--- START Data supplied ---

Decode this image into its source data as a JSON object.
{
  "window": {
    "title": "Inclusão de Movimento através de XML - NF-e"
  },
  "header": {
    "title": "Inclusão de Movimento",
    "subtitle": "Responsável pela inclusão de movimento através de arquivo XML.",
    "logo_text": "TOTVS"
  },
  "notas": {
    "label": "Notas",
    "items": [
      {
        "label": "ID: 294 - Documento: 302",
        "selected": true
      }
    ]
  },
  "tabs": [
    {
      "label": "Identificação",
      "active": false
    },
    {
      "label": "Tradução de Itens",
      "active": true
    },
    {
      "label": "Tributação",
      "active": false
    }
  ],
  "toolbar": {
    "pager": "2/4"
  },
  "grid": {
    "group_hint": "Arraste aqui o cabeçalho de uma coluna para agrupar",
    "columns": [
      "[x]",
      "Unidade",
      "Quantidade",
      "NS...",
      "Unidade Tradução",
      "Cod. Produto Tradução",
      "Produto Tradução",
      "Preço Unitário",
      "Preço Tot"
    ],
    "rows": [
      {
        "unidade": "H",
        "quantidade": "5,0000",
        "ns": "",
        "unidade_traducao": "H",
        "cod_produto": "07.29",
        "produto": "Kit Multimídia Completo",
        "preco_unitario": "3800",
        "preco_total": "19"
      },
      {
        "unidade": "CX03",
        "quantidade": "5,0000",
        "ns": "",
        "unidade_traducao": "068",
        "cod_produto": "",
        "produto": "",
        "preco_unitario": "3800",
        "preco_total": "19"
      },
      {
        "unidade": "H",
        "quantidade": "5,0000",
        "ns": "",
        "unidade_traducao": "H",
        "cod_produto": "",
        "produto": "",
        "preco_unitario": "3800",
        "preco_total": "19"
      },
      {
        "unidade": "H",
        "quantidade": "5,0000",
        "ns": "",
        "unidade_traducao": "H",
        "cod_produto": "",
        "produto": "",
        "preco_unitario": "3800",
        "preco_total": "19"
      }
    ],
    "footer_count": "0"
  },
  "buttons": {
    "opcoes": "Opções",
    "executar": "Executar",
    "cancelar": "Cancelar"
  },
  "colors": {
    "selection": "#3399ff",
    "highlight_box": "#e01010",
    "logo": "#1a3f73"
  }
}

--- END Data supplied ---

▸ **Given request**:
Reproduce the records above exactly.

▸ **Reply**:
Decode this image into its source data as a JSON object.
{
  "window": {
    "title": "Inclusão de Movimento através de XML - NF-e"
  },
  "header": {
    "title": "Inclusão de Movimento",
    "subtitle": "Responsável pela inclusão de movimento através de arquivo XML.",
    "logo_text": "TOTVS"
  },
  "notas": {
    "label": "Notas",
    "items": [
      {
        "label": "ID: 294 - Documento: 302",
        "selected": true
      }
    ]
  },
  "tabs": [
    {
      "label": "Identificação",
      "active": false
    },
    {
      "label": "Tradução de Itens",
      "active": true
    },
    {
      "label": "Tributação",
      "active": false
    }
  ],
  "toolbar": {
    "pager": "2/4"
  },
  "grid": {
    "group_hint": "Arraste aqui o cabeçalho de uma coluna para agrupar",
    "columns": [
      "[x]",
      "Unidade",
      "Quantidade",
      "NS...",
      "Unidade Tradução",
      "Cod. Produto Tradução",
      "Produto Tradução",
      "Preço Unitário",
      "Preço Tot"
    ],
    "rows": [
      {
        "unidade": "H",
        "quantidade": "5,0000",
        "ns": "",
        "unidade_traducao": "H",
        "cod_produto": "07.29",
        "produto": "Kit Multimídia Completo",
        "preco_unitario": "3800",
        "preco_total": "19"
      },
      {
        "unidade": "CX03",
        "quantidade": "5,0000",
        "ns": "",
        "unidade_traducao": "068",
        "cod_produto": "",
        "produto": "",
        "preco_unitario": "3800",
        "preco_total": "19"
      },
      {
        "unidade": "H",
        "quantidade": "5,0000",
        "ns": "",
        "unidade_traducao": "H",
        "cod_produto": "",
        "produto": "",
        "preco_unitario": "3800",
        "preco_total": "19"
      },
      {
        "unidade": "H",
        "quantidade": "5,0000",
        "ns": "",
        "unidade_traducao": "H",
        "cod_produto": "",
        "produto": "",
        "preco_unitario": "3800",
        "preco_total": "19"
      }
    ],
    "footer_count": "0"
  },
  "buttons": {
    "opcoes": "Opções",
    "executar": "Executar",
    "cancelar": "Cancelar"
  },
  "colors": {
    "selection": "#3399ff",
    "highlight_box": "#e01010",
    "logo": "#1a3f73"
  }
}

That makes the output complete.